# Your task:
Locate all lines with the word "未履行标的金额". Copy them.

++++ Dataset rows ++++

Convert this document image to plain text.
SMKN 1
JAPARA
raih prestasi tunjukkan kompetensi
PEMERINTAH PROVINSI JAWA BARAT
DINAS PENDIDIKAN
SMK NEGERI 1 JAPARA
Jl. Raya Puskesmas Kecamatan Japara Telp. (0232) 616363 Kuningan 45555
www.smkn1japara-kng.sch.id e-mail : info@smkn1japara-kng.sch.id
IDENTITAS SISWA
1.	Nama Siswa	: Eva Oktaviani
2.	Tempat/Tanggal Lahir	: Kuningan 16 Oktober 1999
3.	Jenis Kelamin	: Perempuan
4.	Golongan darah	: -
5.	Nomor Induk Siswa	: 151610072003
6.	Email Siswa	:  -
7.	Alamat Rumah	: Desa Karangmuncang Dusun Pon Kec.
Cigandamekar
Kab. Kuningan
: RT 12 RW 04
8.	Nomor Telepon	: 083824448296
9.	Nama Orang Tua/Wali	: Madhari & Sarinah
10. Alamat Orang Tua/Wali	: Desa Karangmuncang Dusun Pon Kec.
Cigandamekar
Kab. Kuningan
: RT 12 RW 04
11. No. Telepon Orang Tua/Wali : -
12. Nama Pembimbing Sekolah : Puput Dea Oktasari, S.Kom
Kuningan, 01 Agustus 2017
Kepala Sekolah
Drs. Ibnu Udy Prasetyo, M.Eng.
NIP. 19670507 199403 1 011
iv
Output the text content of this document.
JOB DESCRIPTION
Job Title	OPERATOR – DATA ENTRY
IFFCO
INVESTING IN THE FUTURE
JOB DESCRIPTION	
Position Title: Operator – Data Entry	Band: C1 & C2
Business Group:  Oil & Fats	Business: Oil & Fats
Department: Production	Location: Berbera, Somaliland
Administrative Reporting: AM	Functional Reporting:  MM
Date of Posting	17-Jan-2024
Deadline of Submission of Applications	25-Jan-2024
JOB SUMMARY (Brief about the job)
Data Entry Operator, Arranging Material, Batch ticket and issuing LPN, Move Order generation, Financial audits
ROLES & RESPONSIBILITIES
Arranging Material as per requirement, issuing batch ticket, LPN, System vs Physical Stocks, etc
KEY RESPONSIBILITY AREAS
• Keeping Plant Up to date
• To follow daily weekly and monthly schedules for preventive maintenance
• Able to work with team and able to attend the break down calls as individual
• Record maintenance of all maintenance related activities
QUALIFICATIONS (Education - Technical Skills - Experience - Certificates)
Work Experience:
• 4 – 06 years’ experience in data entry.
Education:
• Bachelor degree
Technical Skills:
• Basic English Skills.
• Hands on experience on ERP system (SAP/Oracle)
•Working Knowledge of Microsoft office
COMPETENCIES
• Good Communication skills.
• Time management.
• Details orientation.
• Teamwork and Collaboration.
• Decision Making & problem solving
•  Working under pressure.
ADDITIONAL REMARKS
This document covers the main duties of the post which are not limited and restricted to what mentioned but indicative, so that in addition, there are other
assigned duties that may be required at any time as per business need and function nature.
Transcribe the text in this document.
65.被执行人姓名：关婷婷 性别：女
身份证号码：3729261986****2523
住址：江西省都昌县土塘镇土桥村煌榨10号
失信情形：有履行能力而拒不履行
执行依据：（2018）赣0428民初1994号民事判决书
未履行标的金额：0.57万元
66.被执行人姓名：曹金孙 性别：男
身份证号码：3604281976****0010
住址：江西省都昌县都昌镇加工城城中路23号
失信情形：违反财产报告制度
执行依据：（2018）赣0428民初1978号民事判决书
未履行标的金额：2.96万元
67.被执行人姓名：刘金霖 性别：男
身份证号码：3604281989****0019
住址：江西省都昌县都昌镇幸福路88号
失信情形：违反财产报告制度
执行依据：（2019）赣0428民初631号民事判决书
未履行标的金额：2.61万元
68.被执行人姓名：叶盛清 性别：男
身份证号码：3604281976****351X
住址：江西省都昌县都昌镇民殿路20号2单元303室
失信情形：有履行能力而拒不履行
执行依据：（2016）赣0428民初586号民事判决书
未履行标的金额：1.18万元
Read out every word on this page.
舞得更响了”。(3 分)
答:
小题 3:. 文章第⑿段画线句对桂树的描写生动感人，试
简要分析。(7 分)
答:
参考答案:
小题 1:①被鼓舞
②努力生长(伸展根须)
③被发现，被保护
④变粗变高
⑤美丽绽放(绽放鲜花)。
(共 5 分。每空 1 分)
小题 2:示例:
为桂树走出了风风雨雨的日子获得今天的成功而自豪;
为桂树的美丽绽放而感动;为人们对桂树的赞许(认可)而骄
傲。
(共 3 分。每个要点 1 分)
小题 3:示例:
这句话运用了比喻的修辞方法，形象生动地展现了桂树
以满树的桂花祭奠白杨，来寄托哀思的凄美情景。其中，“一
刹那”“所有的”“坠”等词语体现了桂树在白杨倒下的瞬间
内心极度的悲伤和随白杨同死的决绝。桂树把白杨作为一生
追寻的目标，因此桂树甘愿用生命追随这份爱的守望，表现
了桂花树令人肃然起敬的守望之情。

++++

# Solution below:
未履行标的金额：0.57万元
未履行标的金额：2.96万元
未履行标的金额：2.61万元
未履行标的金额：1.18万元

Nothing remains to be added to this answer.